#### Task input

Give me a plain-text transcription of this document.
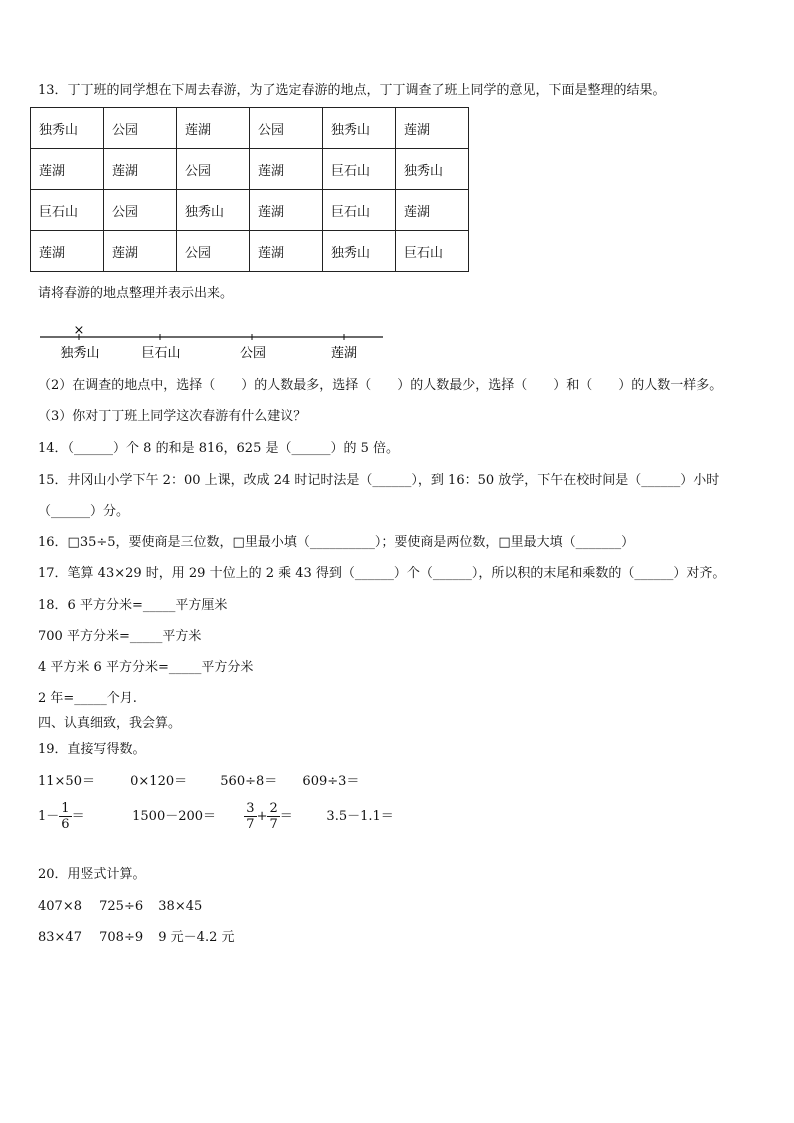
13．丁丁班的同学想在下周去春游，为了选定春游的地点，丁丁调查了班上同学的意见，下面是整理的结果。
独秀山	公园	莲湖	公园	独秀山	莲湖
莲湖	莲湖	公园	莲湖	巨石山	独秀山
巨石山	公园	独秀山	莲湖	巨石山	莲湖
莲湖	莲湖	公园	莲湖	独秀山	巨石山
请将春游的地点整理并表示出来。
×
独秀山	巨石山	公园	莲湖
（2）在调查的地点中，选择（　　）的人数最多，选择（　　）的人数最少，选择（　　）和（　　）的人数一样多。
（3）你对丁丁班上同学这次春游有什么建议？
14．（______）个 8 的和是 816，625 是（______）的 5 倍。
15．井冈山小学下午 2：00 上课，改成 24 时记时法是（______），到 16：50 放学，下午在校时间是（______）小时
（______）分。
16．□35÷5，要使商是三位数，□里最小填（__________）；要使商是两位数，□里最大填（_______）
17．笔算 43×29 时，用 29 十位上的 2 乘 43 得到（______）个（______），所以积的末尾和乘数的（______）对齐。
18．6 平方分米=_____平方厘米
700 平方分米=_____平方米
4 平方米 6 平方分米=_____平方分米
2 年=_____个月.
四、认真细致，我会算。
19．直接写得数。
11×50＝	0×120＝	560÷8＝ 609÷3＝
$1- \frac{1}{6}$ ＝	$1500-200= \frac{3}{7} + \frac{2}{7}$ ＝	3.5－1.1＝
20．用竖式计算。
407×8 725÷6 38×45
83×47 708÷9 9 元－4.2 元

########

- _Work to do_:
From the data above, copy each line that holds "平方分米".

- _Solution for this exercise_:
18．6 平方分米=_____平方厘米
700 平方分米=_____平方米
4 平方米 6 平方分米=_____平方分米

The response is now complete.